▸ **The request**:
Collect every line below that contains the word "արտահայտվում".

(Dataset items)
start

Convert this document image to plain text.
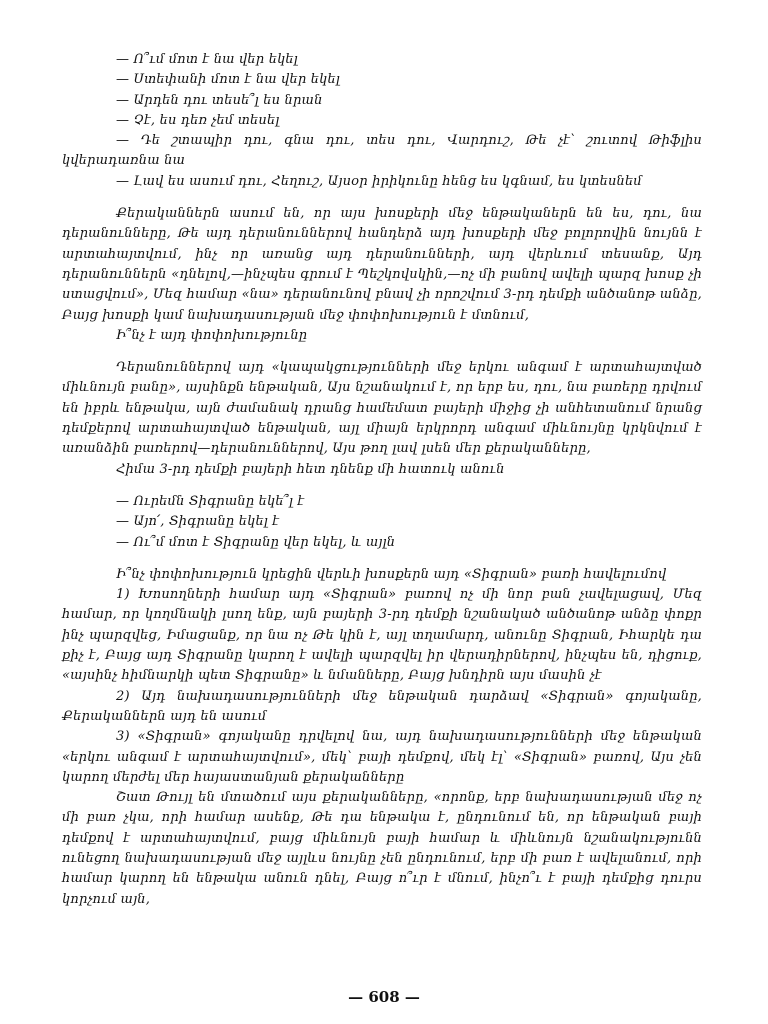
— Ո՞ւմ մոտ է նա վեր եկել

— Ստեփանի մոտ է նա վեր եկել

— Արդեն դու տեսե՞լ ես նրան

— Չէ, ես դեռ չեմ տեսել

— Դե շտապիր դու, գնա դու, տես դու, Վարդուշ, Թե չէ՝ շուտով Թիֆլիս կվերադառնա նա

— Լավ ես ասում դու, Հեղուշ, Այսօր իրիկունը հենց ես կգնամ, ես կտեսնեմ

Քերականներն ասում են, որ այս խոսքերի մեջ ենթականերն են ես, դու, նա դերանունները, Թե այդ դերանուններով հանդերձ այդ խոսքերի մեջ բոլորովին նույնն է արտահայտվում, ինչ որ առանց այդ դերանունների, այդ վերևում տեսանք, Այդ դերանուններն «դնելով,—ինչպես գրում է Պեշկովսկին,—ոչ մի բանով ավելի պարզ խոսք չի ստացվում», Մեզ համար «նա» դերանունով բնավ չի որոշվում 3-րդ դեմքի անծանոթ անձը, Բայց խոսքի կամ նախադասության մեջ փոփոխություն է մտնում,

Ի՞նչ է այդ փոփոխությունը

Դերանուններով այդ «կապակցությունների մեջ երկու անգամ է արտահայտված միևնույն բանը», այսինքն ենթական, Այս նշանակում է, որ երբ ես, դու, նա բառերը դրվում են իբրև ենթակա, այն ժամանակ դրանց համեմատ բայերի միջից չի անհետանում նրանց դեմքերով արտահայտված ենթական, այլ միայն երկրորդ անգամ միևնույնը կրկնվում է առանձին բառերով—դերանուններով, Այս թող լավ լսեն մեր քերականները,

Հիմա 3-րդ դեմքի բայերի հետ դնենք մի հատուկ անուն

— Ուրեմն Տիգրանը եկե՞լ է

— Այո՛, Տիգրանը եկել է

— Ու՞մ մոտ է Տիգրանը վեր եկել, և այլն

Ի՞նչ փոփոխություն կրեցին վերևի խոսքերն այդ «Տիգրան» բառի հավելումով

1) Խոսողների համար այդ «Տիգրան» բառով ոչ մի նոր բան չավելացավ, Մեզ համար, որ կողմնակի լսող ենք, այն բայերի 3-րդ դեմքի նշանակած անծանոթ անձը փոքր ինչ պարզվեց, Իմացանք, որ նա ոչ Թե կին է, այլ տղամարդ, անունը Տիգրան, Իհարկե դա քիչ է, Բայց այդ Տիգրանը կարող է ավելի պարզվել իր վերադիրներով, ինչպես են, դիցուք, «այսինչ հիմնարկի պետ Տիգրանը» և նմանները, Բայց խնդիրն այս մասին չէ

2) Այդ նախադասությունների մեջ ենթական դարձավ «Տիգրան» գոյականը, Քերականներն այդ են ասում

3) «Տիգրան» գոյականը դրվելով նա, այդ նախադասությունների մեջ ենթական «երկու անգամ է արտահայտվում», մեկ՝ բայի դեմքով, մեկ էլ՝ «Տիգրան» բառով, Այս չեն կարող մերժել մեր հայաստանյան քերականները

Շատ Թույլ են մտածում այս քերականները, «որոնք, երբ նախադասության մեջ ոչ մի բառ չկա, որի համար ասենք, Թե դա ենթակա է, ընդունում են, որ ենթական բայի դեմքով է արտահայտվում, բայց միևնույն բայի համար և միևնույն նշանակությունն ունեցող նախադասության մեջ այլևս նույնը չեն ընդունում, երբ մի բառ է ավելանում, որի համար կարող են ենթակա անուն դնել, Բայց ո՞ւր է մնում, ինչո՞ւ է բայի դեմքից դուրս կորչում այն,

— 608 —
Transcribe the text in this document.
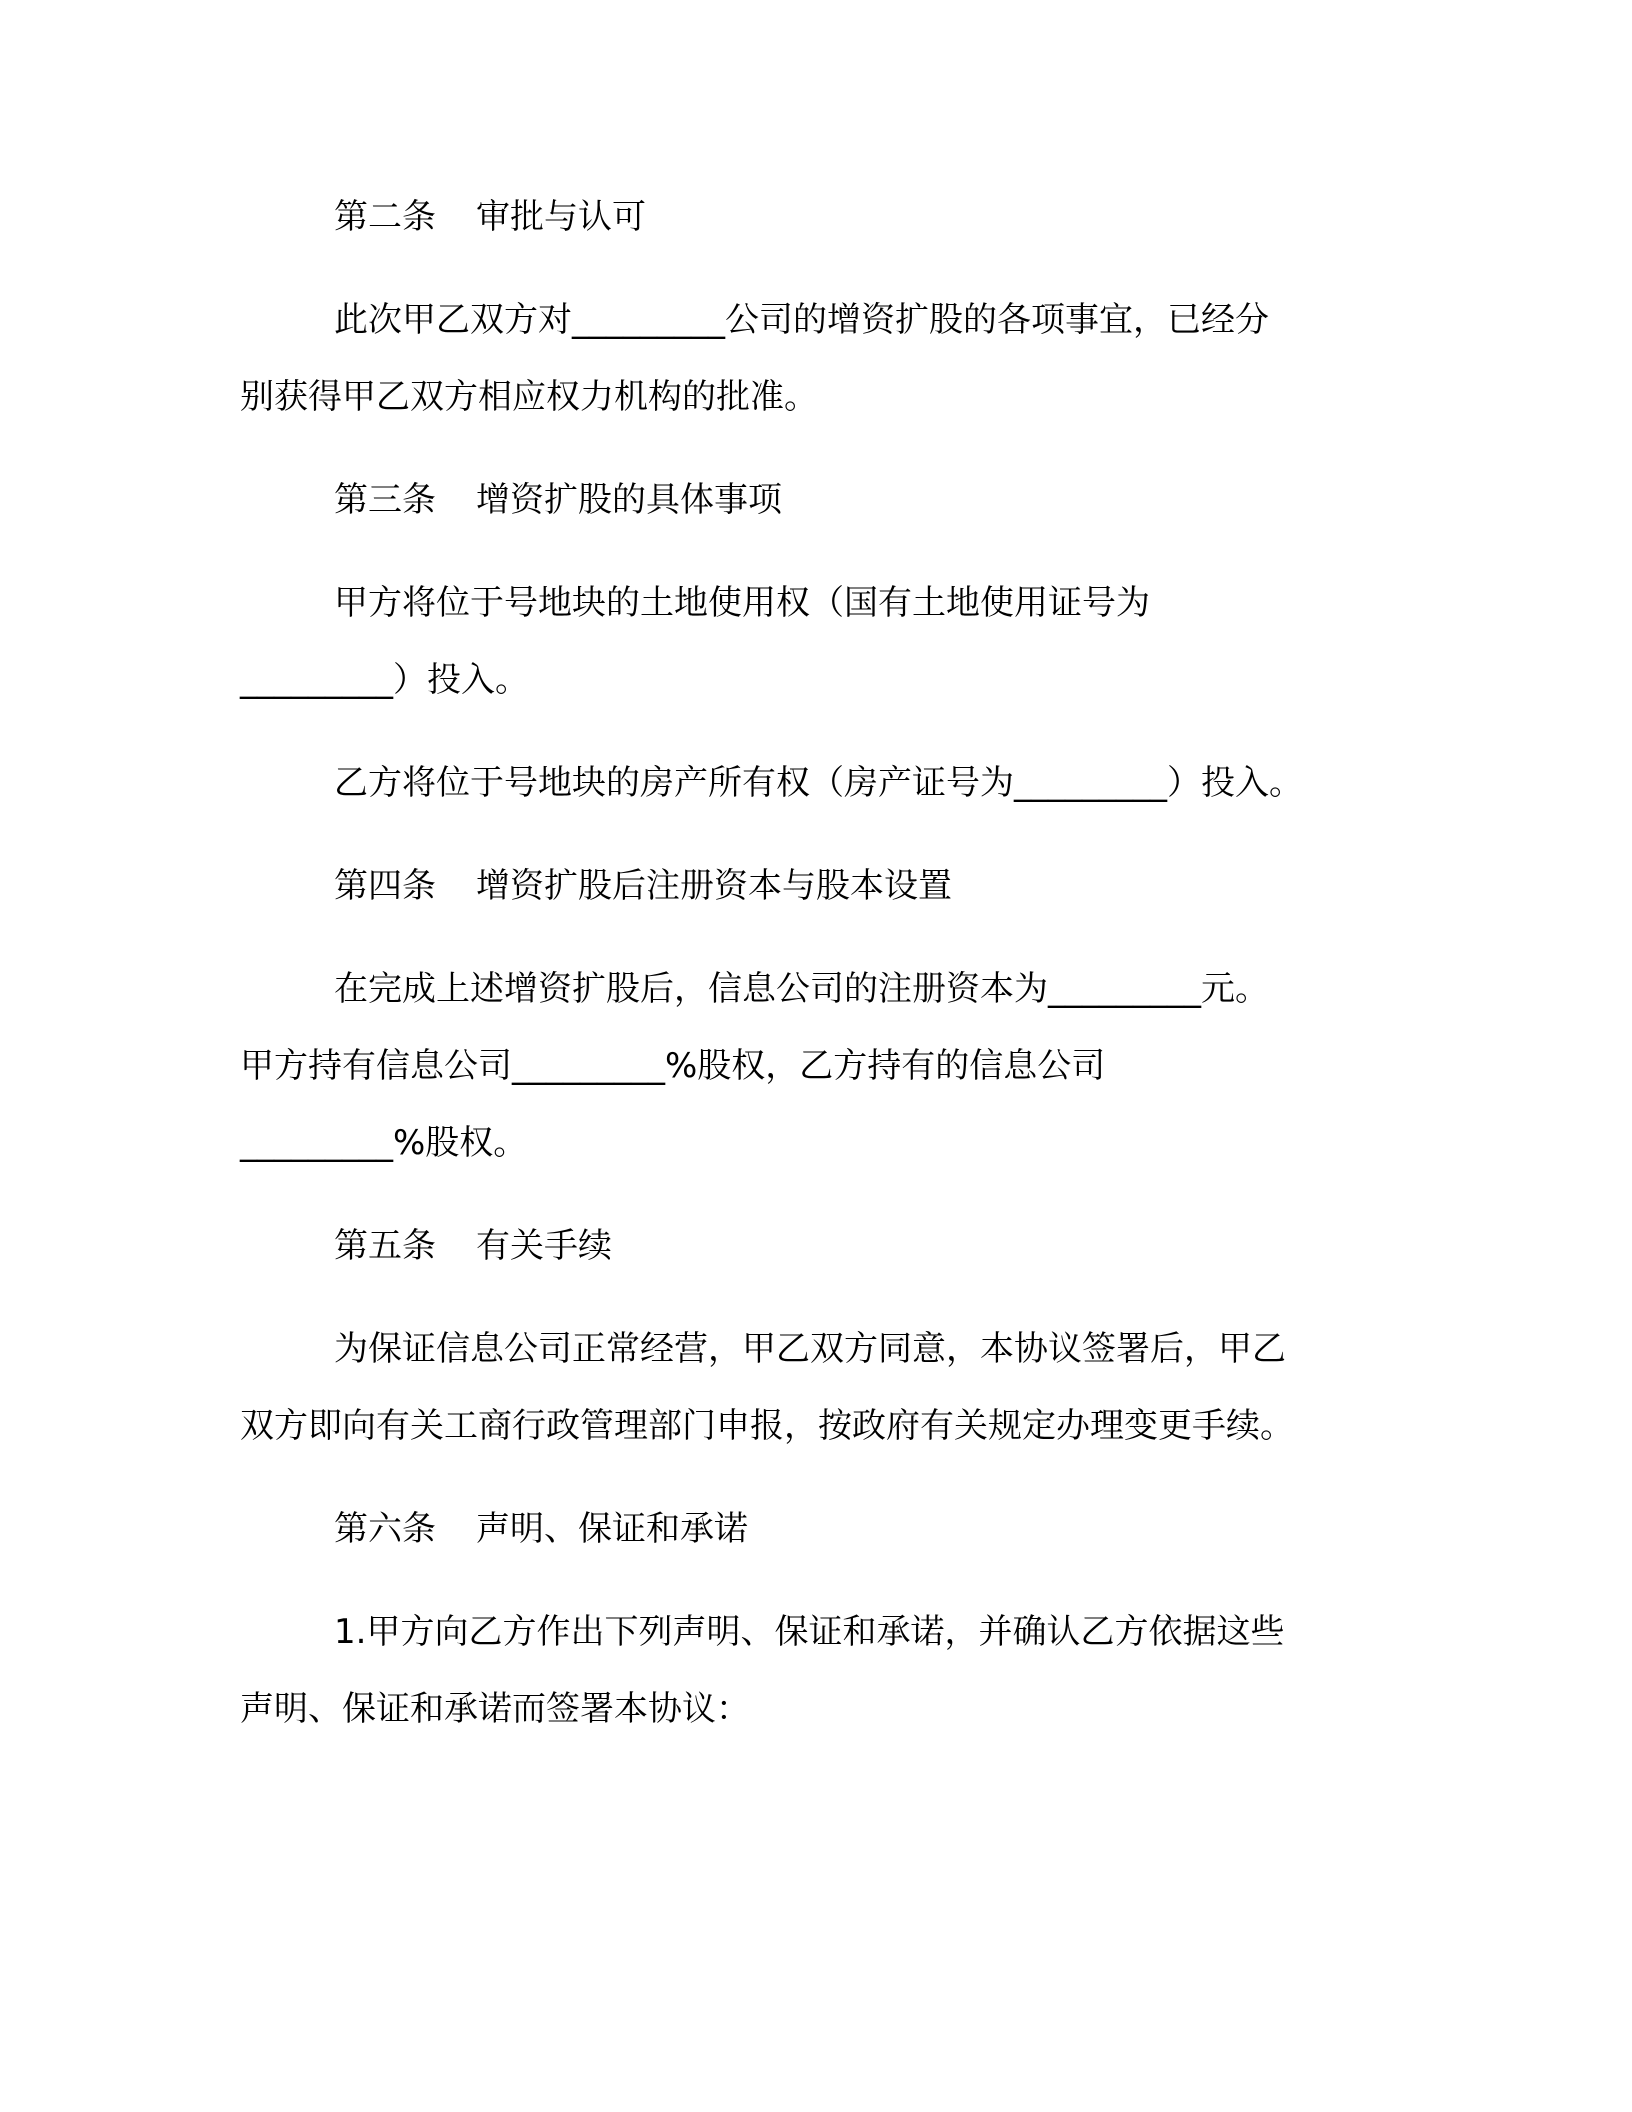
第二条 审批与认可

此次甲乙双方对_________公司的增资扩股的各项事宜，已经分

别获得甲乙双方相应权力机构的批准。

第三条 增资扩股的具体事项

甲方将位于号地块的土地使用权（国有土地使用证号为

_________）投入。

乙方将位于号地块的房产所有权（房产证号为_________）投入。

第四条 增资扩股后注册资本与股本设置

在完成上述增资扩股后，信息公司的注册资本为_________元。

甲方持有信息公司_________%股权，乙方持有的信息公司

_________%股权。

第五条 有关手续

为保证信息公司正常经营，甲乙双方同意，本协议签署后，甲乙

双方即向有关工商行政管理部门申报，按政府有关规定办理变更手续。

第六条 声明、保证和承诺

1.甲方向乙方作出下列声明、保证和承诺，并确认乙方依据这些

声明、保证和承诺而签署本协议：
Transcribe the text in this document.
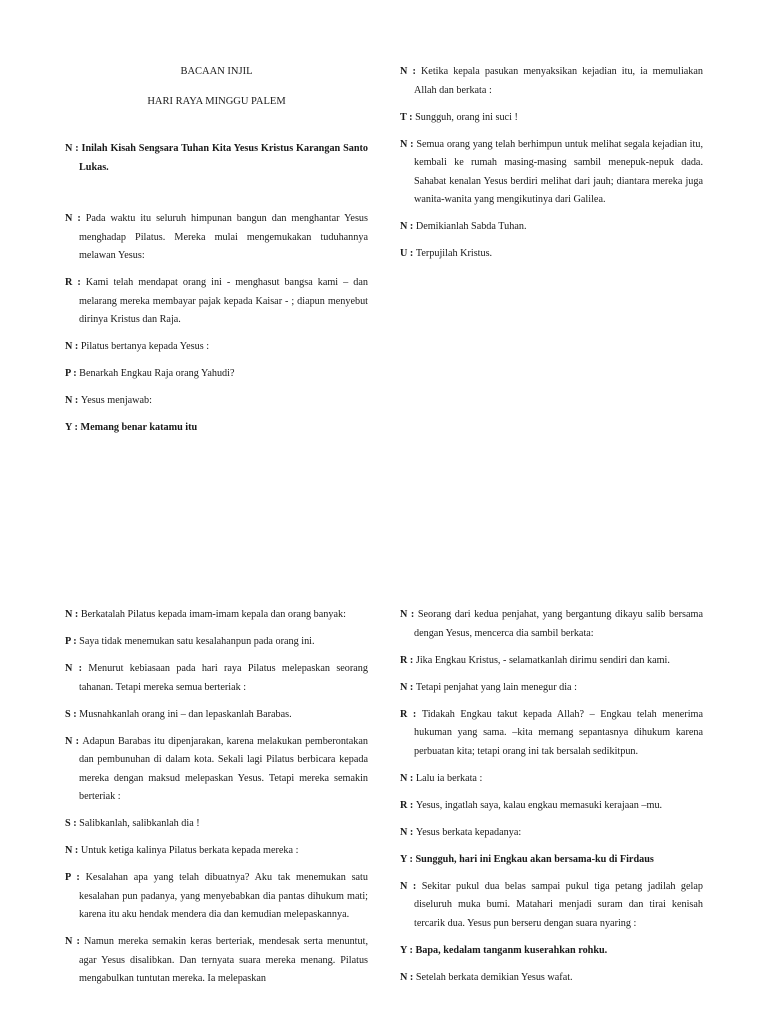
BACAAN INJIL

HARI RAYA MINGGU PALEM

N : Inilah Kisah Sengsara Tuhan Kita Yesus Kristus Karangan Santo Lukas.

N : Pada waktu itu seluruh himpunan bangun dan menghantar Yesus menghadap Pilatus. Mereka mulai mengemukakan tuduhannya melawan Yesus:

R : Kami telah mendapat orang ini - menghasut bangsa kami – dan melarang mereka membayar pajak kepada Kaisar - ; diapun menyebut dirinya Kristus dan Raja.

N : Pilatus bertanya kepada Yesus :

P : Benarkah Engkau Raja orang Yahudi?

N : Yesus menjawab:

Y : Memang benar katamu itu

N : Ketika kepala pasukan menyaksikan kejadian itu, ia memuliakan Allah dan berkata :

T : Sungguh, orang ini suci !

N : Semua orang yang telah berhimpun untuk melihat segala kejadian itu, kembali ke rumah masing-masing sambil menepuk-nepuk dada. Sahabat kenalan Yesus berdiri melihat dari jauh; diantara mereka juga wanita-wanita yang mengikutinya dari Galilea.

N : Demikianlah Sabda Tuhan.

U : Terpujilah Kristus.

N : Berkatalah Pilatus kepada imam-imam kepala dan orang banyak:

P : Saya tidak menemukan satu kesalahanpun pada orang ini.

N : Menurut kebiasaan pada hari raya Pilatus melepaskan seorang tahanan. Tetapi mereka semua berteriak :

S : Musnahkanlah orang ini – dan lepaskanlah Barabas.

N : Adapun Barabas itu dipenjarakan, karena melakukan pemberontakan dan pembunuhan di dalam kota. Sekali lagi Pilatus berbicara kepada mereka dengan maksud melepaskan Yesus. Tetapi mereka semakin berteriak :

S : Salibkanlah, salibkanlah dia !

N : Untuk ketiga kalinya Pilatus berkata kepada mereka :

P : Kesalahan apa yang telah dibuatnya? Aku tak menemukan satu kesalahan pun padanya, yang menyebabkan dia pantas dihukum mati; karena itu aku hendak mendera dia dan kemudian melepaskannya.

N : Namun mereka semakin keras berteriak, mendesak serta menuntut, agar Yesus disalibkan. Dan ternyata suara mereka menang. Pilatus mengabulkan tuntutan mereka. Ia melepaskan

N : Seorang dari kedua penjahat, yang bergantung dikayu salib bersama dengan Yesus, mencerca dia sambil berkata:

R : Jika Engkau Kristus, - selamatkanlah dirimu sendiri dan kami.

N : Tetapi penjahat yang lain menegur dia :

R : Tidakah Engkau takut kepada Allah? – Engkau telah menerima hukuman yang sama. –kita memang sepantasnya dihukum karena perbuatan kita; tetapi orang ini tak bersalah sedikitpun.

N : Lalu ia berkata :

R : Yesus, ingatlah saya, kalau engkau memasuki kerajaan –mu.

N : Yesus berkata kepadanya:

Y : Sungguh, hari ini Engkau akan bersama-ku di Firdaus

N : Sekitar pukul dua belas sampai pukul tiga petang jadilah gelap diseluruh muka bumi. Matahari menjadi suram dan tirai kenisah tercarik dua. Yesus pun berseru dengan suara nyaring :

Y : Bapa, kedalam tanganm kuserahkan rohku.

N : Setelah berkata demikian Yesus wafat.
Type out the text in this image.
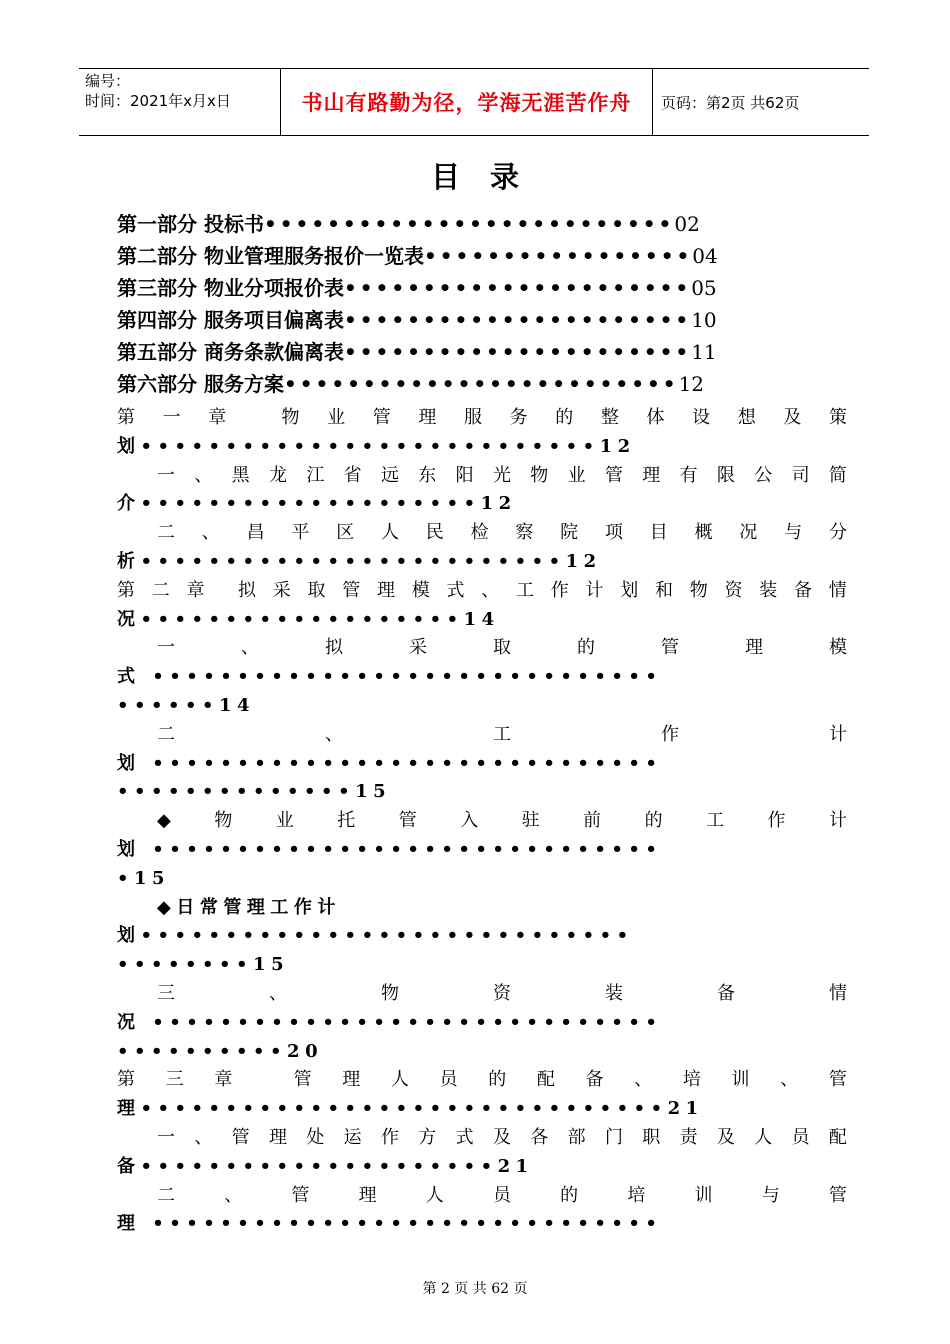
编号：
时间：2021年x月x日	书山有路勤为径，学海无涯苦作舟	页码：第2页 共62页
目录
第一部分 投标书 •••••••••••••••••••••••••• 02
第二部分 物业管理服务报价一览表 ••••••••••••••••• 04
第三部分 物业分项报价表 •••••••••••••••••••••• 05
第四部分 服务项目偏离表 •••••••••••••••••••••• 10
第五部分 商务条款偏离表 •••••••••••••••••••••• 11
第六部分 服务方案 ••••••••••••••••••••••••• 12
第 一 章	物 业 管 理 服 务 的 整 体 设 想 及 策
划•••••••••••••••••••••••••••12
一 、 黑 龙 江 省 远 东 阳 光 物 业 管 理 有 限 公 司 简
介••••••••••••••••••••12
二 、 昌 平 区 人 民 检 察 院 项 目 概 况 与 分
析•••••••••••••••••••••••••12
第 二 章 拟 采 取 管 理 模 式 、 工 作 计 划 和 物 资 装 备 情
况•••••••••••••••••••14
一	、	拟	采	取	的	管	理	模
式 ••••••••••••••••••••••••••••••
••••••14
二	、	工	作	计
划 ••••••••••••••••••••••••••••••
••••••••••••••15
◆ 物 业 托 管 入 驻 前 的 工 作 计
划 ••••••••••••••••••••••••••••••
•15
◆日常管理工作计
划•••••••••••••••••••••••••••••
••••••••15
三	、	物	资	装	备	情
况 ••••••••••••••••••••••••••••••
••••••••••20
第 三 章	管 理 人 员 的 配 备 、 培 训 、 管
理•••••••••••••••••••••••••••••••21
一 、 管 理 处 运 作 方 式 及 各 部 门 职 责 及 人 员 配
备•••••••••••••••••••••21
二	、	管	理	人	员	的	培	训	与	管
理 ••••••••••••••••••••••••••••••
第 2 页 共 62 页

end

▸ **Task result**:
Քերականներն ասում են, որ այս խոսքերի մեջ ենթականերն են ես, դու, նա դերանունները, Թե այդ դերանուններով հանդերձ այդ խոսքերի մեջ բոլորովին նույնն է արտահայտվում, ինչ որ առանց այդ դերանունների, այդ վերևում տեսանք, Այդ դերանուններն «դնելով,—ինչպես գրում է Պեշկովսկին,—ոչ մի բանով ավելի պարզ խոսք չի ստացվում», Մեզ համար «նա» դերանունով բնավ չի որոշվում 3-րդ դեմքի անծանոթ անձը, Բայց խոսքի կամ նախադասության մեջ փոփոխություն է մտնում,
3) «Տիգրան» գոյականը դրվելով նա, այդ նախադասությունների մեջ ենթական «երկու անգամ է արտահայտվում», մեկ՝ բայի դեմքով, մեկ էլ՝ «Տիգրան» բառով, Այս չեն կարող մերժել մեր հայաստանյան քերականները
Շատ Թույլ են մտածում այս քերականները, «որոնք, երբ նախադասության մեջ ոչ մի բառ չկա, որի համար ասենք, Թե դա ենթակա է, ընդունում են, որ ենթական բայի դեմքով է արտահայտվում, բայց միևնույն բայի համար և միևնույն նշանակությունն ունեցող նախադասության մեջ այլևս նույնը չեն ընդունում, երբ մի բառ է ավելանում, որի համար կարող են ենթակա անուն դնել, Բայց ո՞ւր է մնում, ինչո՞ւ է բայի դեմքից դուրս կորչում այն,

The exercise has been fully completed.